-------- DATA FOR THE TASK --------
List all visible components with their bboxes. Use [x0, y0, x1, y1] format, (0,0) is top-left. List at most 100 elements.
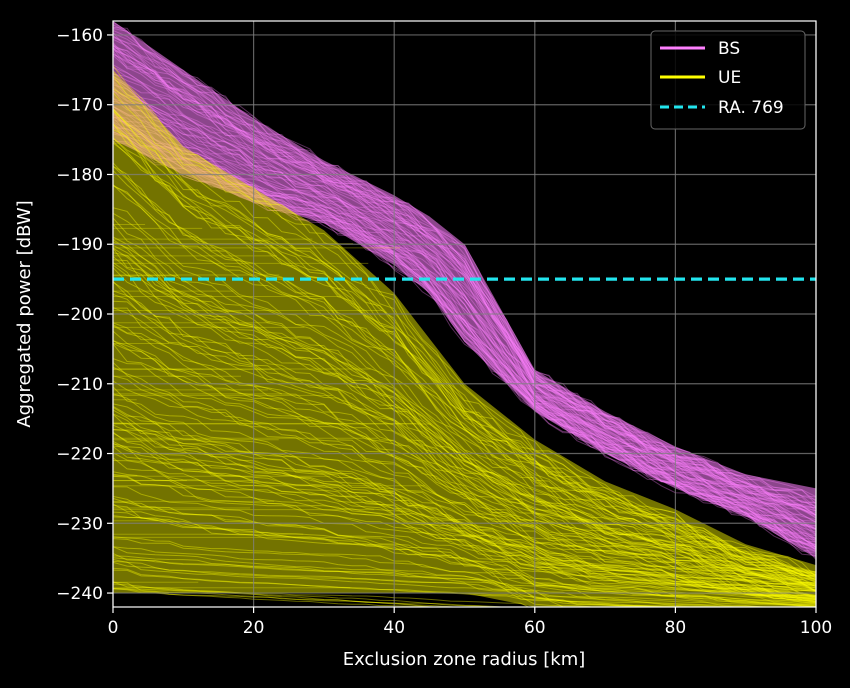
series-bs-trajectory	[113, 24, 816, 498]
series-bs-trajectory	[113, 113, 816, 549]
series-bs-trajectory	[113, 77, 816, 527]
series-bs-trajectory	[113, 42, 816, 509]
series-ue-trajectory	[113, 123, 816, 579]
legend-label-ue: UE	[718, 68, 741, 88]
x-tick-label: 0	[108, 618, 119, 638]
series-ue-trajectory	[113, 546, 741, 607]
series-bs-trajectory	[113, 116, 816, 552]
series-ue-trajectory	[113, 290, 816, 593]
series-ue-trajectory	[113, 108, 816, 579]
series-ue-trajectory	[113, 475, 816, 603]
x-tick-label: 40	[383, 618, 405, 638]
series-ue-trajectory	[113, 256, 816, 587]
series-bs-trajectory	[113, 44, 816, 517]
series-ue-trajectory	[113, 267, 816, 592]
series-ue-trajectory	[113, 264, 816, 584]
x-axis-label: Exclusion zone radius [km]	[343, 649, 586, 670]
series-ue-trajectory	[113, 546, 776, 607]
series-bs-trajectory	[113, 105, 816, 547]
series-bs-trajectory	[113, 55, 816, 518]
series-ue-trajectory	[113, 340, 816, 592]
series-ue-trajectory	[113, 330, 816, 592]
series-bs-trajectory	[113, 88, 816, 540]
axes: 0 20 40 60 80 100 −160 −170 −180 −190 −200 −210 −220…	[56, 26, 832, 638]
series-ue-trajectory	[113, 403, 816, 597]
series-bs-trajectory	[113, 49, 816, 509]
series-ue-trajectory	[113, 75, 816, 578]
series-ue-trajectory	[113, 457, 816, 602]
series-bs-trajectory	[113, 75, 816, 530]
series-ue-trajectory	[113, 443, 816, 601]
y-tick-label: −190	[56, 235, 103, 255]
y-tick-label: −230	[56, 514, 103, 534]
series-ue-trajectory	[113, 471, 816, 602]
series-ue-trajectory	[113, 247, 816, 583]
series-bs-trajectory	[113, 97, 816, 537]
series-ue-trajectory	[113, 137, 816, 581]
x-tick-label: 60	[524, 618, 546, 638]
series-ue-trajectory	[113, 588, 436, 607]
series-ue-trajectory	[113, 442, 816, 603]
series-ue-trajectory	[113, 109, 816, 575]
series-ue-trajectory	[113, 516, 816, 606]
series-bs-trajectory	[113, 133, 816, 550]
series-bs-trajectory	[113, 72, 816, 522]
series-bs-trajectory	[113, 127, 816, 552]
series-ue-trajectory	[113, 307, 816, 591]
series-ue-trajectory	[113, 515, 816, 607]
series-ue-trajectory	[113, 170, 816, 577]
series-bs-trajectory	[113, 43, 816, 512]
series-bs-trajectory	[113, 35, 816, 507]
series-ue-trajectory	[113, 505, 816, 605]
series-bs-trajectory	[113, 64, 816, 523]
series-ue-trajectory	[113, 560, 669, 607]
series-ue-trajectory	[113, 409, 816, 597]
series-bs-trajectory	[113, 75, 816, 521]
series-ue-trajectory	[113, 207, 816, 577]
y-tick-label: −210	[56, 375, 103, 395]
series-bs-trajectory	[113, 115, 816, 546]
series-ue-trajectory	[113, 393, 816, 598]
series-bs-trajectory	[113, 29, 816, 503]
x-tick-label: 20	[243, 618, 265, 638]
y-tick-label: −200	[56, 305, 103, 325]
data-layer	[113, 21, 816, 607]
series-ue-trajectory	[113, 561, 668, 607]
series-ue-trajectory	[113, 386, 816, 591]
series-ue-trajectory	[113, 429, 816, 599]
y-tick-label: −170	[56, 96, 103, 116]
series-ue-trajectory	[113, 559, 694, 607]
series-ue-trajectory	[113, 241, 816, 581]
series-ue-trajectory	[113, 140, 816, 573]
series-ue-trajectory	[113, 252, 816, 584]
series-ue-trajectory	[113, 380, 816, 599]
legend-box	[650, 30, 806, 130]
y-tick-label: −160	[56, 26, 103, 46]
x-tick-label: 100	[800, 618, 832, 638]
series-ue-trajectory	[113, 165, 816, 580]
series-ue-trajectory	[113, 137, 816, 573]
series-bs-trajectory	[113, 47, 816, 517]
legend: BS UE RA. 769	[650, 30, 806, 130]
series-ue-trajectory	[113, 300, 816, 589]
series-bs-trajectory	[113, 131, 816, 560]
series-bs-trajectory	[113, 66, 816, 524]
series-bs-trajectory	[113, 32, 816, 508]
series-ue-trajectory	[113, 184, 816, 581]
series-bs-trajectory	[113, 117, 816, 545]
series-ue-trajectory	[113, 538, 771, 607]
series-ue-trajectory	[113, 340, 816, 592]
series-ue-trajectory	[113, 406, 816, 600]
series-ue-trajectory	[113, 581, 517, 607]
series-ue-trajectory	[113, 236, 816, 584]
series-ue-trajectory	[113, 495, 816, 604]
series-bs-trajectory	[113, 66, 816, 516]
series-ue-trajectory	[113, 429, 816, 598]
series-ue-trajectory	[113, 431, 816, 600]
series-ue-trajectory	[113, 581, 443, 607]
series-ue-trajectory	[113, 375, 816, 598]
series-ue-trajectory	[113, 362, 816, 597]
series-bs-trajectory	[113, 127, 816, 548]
--------
- [STATED TASK]: Output every line of the items above word for word, leaving out the pictures.

- [OUTPUT]:
List all visible components with their bboxes. Use [x0, y0, x1, y1] format, (0,0) is top-left. List at most 100 elements.
series-bs-trajectory	[113, 24, 816, 498]
series-bs-trajectory	[113, 113, 816, 549]
series-bs-trajectory	[113, 77, 816, 527]
series-bs-trajectory	[113, 42, 816, 509]
series-ue-trajectory	[113, 123, 816, 579]
legend-label-ue: UE	[718, 68, 741, 88]
x-tick-label: 0	[108, 618, 119, 638]
series-ue-trajectory	[113, 546, 741, 607]
series-bs-trajectory	[113, 116, 816, 552]
series-ue-trajectory	[113, 290, 816, 593]
series-ue-trajectory	[113, 108, 816, 579]
series-ue-trajectory	[113, 475, 816, 603]
x-tick-label: 40	[383, 618, 405, 638]
series-ue-trajectory	[113, 256, 816, 587]
series-bs-trajectory	[113, 44, 816, 517]
series-ue-trajectory	[113, 267, 816, 592]
series-ue-trajectory	[113, 264, 816, 584]
x-axis-label: Exclusion zone radius [km]	[343, 649, 586, 670]
series-ue-trajectory	[113, 546, 776, 607]
series-bs-trajectory	[113, 105, 816, 547]
series-bs-trajectory	[113, 55, 816, 518]
series-ue-trajectory	[113, 340, 816, 592]
series-ue-trajectory	[113, 330, 816, 592]
series-bs-trajectory	[113, 88, 816, 540]
axes: 0 20 40 60 80 100 −160 −170 −180 −190 −200 −210 −220…	[56, 26, 832, 638]
series-ue-trajectory	[113, 403, 816, 597]
series-bs-trajectory	[113, 49, 816, 509]
series-ue-trajectory	[113, 75, 816, 578]
series-ue-trajectory	[113, 457, 816, 602]
series-bs-trajectory	[113, 75, 816, 530]
series-ue-trajectory	[113, 443, 816, 601]
y-tick-label: −190	[56, 235, 103, 255]
y-tick-label: −230	[56, 514, 103, 534]
series-ue-trajectory	[113, 471, 816, 602]
series-ue-trajectory	[113, 247, 816, 583]
series-bs-trajectory	[113, 97, 816, 537]
series-ue-trajectory	[113, 137, 816, 581]
x-tick-label: 60	[524, 618, 546, 638]
series-ue-trajectory	[113, 588, 436, 607]
series-ue-trajectory	[113, 442, 816, 603]
series-ue-trajectory	[113, 109, 816, 575]
series-ue-trajectory	[113, 516, 816, 606]
series-bs-trajectory	[113, 133, 816, 550]
series-bs-trajectory	[113, 72, 816, 522]
series-bs-trajectory	[113, 127, 816, 552]
series-ue-trajectory	[113, 307, 816, 591]
series-ue-trajectory	[113, 515, 816, 607]
series-ue-trajectory	[113, 170, 816, 577]
series-bs-trajectory	[113, 43, 816, 512]
series-bs-trajectory	[113, 35, 816, 507]
series-ue-trajectory	[113, 505, 816, 605]
series-bs-trajectory	[113, 64, 816, 523]
series-ue-trajectory	[113, 560, 669, 607]
series-ue-trajectory	[113, 409, 816, 597]
series-bs-trajectory	[113, 75, 816, 521]
series-ue-trajectory	[113, 207, 816, 577]
y-tick-label: −210	[56, 375, 103, 395]
series-bs-trajectory	[113, 115, 816, 546]
series-ue-trajectory	[113, 393, 816, 598]
series-bs-trajectory	[113, 29, 816, 503]
x-tick-label: 20	[243, 618, 265, 638]
y-tick-label: −200	[56, 305, 103, 325]
data-layer	[113, 21, 816, 607]
series-ue-trajectory	[113, 561, 668, 607]
series-ue-trajectory	[113, 386, 816, 591]
series-ue-trajectory	[113, 429, 816, 599]
y-tick-label: −170	[56, 96, 103, 116]
series-ue-trajectory	[113, 559, 694, 607]
series-ue-trajectory	[113, 241, 816, 581]
series-ue-trajectory	[113, 140, 816, 573]
series-ue-trajectory	[113, 252, 816, 584]
series-ue-trajectory	[113, 380, 816, 599]
legend-box	[650, 30, 806, 130]
y-tick-label: −160	[56, 26, 103, 46]
x-tick-label: 100	[800, 618, 832, 638]
series-ue-trajectory	[113, 165, 816, 580]
series-ue-trajectory	[113, 137, 816, 573]
series-bs-trajectory	[113, 47, 816, 517]
legend: BS UE RA. 769	[650, 30, 806, 130]
series-ue-trajectory	[113, 300, 816, 589]
series-bs-trajectory	[113, 131, 816, 560]
series-bs-trajectory	[113, 66, 816, 524]
series-bs-trajectory	[113, 32, 816, 508]
series-ue-trajectory	[113, 184, 816, 581]
series-bs-trajectory	[113, 117, 816, 545]
series-ue-trajectory	[113, 538, 771, 607]
series-ue-trajectory	[113, 340, 816, 592]
series-ue-trajectory	[113, 406, 816, 600]
series-ue-trajectory	[113, 581, 517, 607]
series-ue-trajectory	[113, 236, 816, 584]
series-ue-trajectory	[113, 495, 816, 604]
series-bs-trajectory	[113, 66, 816, 516]
series-ue-trajectory	[113, 429, 816, 598]
series-ue-trajectory	[113, 431, 816, 600]
series-ue-trajectory	[113, 581, 443, 607]
series-ue-trajectory	[113, 375, 816, 598]
series-ue-trajectory	[113, 362, 816, 597]
series-bs-trajectory	[113, 127, 816, 548]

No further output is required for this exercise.